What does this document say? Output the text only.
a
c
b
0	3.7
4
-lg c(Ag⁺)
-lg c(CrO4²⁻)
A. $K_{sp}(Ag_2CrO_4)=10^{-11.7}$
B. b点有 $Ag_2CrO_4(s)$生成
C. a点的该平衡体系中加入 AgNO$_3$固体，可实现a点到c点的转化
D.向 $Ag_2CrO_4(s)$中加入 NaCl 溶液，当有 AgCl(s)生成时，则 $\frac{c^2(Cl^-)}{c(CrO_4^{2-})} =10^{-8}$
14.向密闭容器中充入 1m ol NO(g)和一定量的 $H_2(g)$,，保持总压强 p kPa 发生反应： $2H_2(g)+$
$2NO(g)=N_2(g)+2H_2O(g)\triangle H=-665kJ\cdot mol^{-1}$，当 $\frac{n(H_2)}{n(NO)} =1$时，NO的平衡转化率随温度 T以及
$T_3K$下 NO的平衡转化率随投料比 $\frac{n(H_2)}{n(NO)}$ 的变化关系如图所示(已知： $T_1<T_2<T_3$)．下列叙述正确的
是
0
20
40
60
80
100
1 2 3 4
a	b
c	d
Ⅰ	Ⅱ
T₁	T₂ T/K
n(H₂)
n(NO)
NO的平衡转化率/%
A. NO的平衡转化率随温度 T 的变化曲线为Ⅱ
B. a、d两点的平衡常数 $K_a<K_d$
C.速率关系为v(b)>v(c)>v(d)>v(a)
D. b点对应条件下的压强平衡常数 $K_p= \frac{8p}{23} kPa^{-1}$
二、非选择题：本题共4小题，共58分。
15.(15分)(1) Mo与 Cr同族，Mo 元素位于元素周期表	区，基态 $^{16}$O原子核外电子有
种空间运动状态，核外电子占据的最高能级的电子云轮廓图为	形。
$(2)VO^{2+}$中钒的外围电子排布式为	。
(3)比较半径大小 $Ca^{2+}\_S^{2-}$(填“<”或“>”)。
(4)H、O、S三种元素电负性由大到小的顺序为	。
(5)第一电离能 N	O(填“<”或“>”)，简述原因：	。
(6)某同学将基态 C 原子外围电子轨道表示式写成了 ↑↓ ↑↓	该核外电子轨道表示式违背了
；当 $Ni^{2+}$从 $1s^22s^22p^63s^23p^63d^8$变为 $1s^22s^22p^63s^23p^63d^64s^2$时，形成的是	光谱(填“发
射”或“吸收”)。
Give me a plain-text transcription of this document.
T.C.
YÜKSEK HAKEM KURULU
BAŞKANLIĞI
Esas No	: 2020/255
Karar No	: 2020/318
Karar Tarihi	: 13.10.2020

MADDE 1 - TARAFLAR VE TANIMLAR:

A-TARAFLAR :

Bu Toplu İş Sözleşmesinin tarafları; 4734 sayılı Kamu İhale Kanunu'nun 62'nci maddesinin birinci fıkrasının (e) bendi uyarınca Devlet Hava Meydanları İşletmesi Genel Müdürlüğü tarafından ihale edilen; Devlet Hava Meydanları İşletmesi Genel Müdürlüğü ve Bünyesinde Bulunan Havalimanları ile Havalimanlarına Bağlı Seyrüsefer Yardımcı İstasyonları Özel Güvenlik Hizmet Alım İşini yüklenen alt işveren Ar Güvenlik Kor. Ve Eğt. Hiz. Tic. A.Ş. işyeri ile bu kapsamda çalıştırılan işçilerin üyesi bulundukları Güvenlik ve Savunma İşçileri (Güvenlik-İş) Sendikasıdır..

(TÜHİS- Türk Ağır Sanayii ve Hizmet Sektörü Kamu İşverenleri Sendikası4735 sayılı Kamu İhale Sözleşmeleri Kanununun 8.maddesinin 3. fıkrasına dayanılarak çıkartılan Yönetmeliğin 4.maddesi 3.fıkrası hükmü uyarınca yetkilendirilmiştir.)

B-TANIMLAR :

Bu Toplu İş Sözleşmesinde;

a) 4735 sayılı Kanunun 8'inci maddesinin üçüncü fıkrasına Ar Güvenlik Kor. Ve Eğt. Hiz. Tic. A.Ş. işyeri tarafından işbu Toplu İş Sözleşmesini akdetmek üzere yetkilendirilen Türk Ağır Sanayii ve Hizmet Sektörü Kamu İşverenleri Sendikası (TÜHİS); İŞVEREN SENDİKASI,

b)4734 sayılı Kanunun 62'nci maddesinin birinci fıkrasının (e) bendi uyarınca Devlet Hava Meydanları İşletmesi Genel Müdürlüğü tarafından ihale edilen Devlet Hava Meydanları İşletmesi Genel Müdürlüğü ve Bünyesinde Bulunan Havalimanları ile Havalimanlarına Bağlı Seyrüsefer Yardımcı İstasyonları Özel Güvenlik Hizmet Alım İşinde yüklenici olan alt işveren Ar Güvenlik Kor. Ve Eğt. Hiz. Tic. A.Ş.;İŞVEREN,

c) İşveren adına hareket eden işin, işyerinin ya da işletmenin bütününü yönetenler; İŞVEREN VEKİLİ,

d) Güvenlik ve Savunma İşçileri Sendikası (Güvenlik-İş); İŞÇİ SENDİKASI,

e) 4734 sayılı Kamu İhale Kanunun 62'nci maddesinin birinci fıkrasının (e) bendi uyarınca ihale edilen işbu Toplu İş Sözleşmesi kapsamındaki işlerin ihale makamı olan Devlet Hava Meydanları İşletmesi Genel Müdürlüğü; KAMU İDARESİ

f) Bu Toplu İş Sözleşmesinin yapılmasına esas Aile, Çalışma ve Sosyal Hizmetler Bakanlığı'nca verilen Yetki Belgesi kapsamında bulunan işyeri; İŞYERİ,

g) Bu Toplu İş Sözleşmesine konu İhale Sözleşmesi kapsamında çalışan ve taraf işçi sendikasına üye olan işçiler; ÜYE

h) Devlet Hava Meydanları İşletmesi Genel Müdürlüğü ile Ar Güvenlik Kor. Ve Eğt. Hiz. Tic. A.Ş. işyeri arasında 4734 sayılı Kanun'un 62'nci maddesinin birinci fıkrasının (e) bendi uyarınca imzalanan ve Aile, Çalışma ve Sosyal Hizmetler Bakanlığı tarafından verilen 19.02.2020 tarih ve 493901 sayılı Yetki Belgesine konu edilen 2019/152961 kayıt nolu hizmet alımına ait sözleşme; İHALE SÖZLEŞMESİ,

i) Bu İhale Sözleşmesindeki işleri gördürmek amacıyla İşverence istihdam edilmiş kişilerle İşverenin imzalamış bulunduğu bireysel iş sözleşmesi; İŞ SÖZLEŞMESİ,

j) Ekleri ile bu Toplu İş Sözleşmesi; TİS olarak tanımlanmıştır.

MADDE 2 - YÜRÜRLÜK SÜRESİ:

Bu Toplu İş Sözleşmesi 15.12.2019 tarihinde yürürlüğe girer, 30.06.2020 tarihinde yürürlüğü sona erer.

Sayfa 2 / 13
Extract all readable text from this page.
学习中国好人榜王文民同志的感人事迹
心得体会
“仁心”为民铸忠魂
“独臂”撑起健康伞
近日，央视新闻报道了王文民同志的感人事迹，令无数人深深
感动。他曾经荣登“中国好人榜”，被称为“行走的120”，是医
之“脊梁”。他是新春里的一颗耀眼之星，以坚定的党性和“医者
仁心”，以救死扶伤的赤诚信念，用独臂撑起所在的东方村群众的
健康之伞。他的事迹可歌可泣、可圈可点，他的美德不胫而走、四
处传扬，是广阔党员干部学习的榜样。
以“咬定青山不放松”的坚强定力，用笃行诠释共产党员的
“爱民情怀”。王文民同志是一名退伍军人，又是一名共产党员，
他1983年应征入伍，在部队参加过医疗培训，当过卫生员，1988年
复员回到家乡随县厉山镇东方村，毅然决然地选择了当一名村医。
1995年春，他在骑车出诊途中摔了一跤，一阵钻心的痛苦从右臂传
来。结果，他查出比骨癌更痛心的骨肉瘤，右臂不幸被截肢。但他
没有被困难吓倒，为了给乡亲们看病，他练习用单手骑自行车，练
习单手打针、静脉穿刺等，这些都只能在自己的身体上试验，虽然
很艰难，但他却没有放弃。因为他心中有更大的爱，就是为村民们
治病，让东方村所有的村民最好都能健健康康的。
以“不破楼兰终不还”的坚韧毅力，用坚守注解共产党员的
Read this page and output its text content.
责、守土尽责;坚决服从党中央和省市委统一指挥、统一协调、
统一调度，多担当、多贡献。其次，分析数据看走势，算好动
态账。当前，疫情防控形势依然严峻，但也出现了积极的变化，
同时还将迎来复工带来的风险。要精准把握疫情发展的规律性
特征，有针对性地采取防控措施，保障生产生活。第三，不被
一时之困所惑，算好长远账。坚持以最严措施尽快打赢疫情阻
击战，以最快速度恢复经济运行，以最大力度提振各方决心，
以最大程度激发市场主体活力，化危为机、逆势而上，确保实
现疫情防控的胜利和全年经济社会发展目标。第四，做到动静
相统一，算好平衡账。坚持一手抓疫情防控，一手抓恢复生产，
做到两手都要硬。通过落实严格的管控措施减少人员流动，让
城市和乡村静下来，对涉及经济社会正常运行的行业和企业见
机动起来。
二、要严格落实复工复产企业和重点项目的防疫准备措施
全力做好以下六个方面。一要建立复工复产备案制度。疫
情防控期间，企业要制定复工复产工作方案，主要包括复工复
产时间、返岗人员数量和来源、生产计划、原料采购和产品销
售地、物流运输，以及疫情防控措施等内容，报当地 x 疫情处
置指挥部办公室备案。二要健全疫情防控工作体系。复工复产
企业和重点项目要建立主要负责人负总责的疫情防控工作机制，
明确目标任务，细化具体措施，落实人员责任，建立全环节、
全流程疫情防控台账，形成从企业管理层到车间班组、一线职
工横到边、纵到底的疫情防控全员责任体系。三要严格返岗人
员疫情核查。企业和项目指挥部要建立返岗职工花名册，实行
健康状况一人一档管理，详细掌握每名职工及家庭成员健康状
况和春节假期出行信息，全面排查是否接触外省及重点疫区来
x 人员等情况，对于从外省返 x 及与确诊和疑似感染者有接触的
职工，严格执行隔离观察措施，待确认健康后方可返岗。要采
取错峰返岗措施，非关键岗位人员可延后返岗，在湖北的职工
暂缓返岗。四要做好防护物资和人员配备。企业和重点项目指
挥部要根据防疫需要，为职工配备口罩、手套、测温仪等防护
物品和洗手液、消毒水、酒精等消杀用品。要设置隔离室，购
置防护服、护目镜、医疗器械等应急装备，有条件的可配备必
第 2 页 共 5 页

DO THIS
Which lines hold the word "Yardımcı"? Copy every one of them.

FULL RESPONSE
Bu Toplu İş Sözleşmesinin tarafları; 4734 sayılı Kamu İhale Kanunu'nun 62'nci maddesinin birinci fıkrasının (e) bendi uyarınca Devlet Hava Meydanları İşletmesi Genel Müdürlüğü tarafından ihale edilen; Devlet Hava Meydanları İşletmesi Genel Müdürlüğü ve Bünyesinde Bulunan Havalimanları ile Havalimanlarına Bağlı Seyrüsefer Yardımcı İstasyonları Özel Güvenlik Hizmet Alım İşini yüklenen alt işveren Ar Güvenlik Kor. Ve Eğt. Hiz. Tic. A.Ş. işyeri ile bu kapsamda çalıştırılan işçilerin üyesi bulundukları Güvenlik ve Savunma İşçileri (Güvenlik-İş) Sendikasıdır..
b)4734 sayılı Kanunun 62'nci maddesinin birinci fıkrasının (e) bendi uyarınca Devlet Hava Meydanları İşletmesi Genel Müdürlüğü tarafından ihale edilen Devlet Hava Meydanları İşletmesi Genel Müdürlüğü ve Bünyesinde Bulunan Havalimanları ile Havalimanlarına Bağlı Seyrüsefer Yardımcı İstasyonları Özel Güvenlik Hizmet Alım İşinde yüklenici olan alt işveren Ar Güvenlik Kor. Ve Eğt. Hiz. Tic. A.Ş.;İŞVEREN,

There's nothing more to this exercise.